Stored data:
========================================

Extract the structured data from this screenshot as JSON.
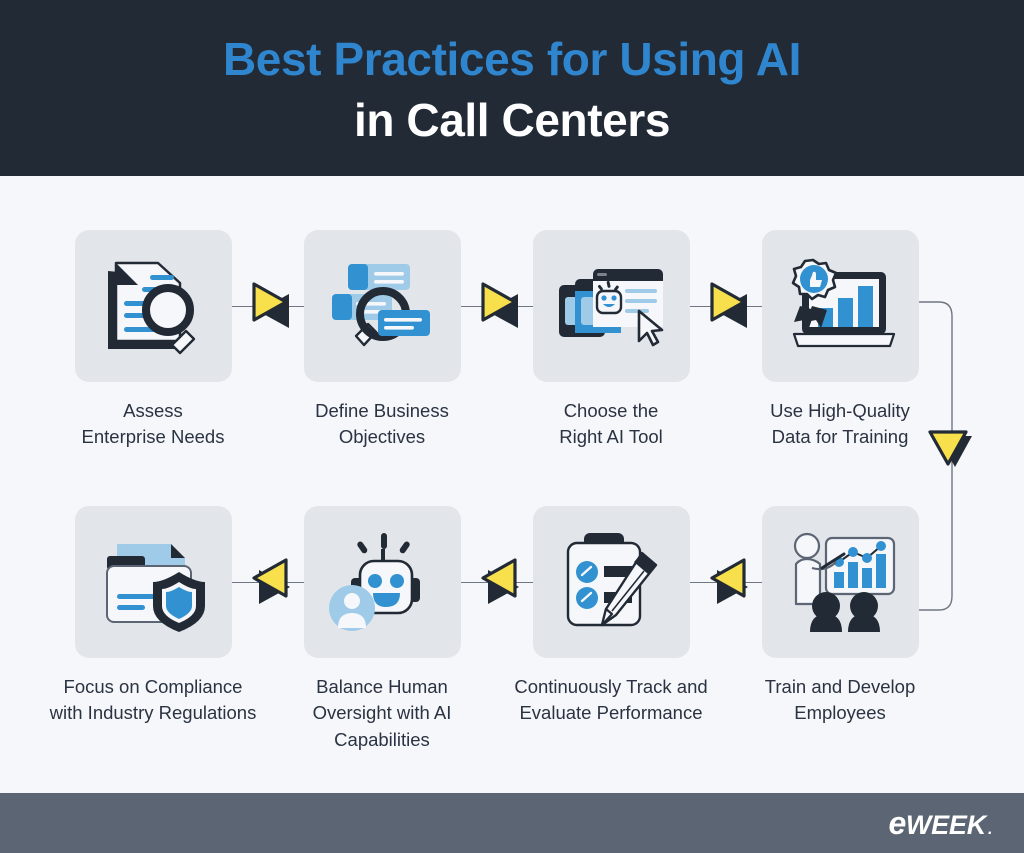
{
  "header": {
    "title_line1": "Best Practices for Using AI",
    "title_line2": "in Call Centers",
    "title_color_line1": "#2f86cf",
    "title_color_line2": "#ffffff",
    "background": "#222a35"
  },
  "theme": {
    "page_background": "#f5f7fa",
    "tile_background": "#e2e5ea",
    "accent_blue": "#3291d0",
    "light_blue": "#9fcbe8",
    "dark_navy": "#222a35",
    "arrow_yellow": "#f7e04b",
    "connector_line": "#6f7785",
    "text_color": "#2b3342",
    "footer_background": "#5b6573"
  },
  "steps": [
    {
      "index": 1,
      "label": "Assess\nEnterprise Needs",
      "icon": "document-magnifier-icon"
    },
    {
      "index": 2,
      "label": "Define Business\nObjectives",
      "icon": "cards-magnifier-icon"
    },
    {
      "index": 3,
      "label": "Choose the\nRight AI Tool",
      "icon": "ai-windows-cursor-icon"
    },
    {
      "index": 4,
      "label": "Use High-Quality\nData for Training",
      "icon": "laptop-chart-badge-icon"
    },
    {
      "index": 5,
      "label": "Train and Develop\nEmployees",
      "icon": "training-presentation-icon"
    },
    {
      "index": 6,
      "label": "Continuously Track and\nEvaluate Performance",
      "icon": "clipboard-pencil-icon"
    },
    {
      "index": 7,
      "label": "Balance Human\nOversight with AI\nCapabilities",
      "icon": "robot-human-icon"
    },
    {
      "index": 8,
      "label": "Focus on Compliance\nwith Industry Regulations",
      "icon": "folder-shield-icon"
    }
  ],
  "connectors": [
    {
      "name": "arrow-1-to-2",
      "direction": "right"
    },
    {
      "name": "arrow-2-to-3",
      "direction": "right"
    },
    {
      "name": "arrow-3-to-4",
      "direction": "right"
    },
    {
      "name": "arrow-4-to-5",
      "direction": "down"
    },
    {
      "name": "arrow-5-to-6",
      "direction": "left"
    },
    {
      "name": "arrow-6-to-7",
      "direction": "left"
    },
    {
      "name": "arrow-7-to-8",
      "direction": "left"
    }
  ],
  "footer": {
    "logo_e": "e",
    "logo_week": "WEEK",
    "logo_dot": "."
  }
}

========================================

● GIVEN REQUEST:
Using the material above, retype each entry exactly and omit the pictures.

● WRITTEN RESPONSE:
Extract the structured data from this screenshot as JSON.
{
  "header": {
    "title_line1": "Best Practices for Using AI",
    "title_line2": "in Call Centers",
    "title_color_line1": "#2f86cf",
    "title_color_line2": "#ffffff",
    "background": "#222a35"
  },
  "theme": {
    "page_background": "#f5f7fa",
    "tile_background": "#e2e5ea",
    "accent_blue": "#3291d0",
    "light_blue": "#9fcbe8",
    "dark_navy": "#222a35",
    "arrow_yellow": "#f7e04b",
    "connector_line": "#6f7785",
    "text_color": "#2b3342",
    "footer_background": "#5b6573"
  },
  "steps": [
    {
      "index": 1,
      "label": "Assess\nEnterprise Needs",
      "icon": "document-magnifier-icon"
    },
    {
      "index": 2,
      "label": "Define Business\nObjectives",
      "icon": "cards-magnifier-icon"
    },
    {
      "index": 3,
      "label": "Choose the\nRight AI Tool",
      "icon": "ai-windows-cursor-icon"
    },
    {
      "index": 4,
      "label": "Use High-Quality\nData for Training",
      "icon": "laptop-chart-badge-icon"
    },
    {
      "index": 5,
      "label": "Train and Develop\nEmployees",
      "icon": "training-presentation-icon"
    },
    {
      "index": 6,
      "label": "Continuously Track and\nEvaluate Performance",
      "icon": "clipboard-pencil-icon"
    },
    {
      "index": 7,
      "label": "Balance Human\nOversight with AI\nCapabilities",
      "icon": "robot-human-icon"
    },
    {
      "index": 8,
      "label": "Focus on Compliance\nwith Industry Regulations",
      "icon": "folder-shield-icon"
    }
  ],
  "connectors": [
    {
      "name": "arrow-1-to-2",
      "direction": "right"
    },
    {
      "name": "arrow-2-to-3",
      "direction": "right"
    },
    {
      "name": "arrow-3-to-4",
      "direction": "right"
    },
    {
      "name": "arrow-4-to-5",
      "direction": "down"
    },
    {
      "name": "arrow-5-to-6",
      "direction": "left"
    },
    {
      "name": "arrow-6-to-7",
      "direction": "left"
    },
    {
      "name": "arrow-7-to-8",
      "direction": "left"
    }
  ],
  "footer": {
    "logo_e": "e",
    "logo_week": "WEEK",
    "logo_dot": "."
  }
}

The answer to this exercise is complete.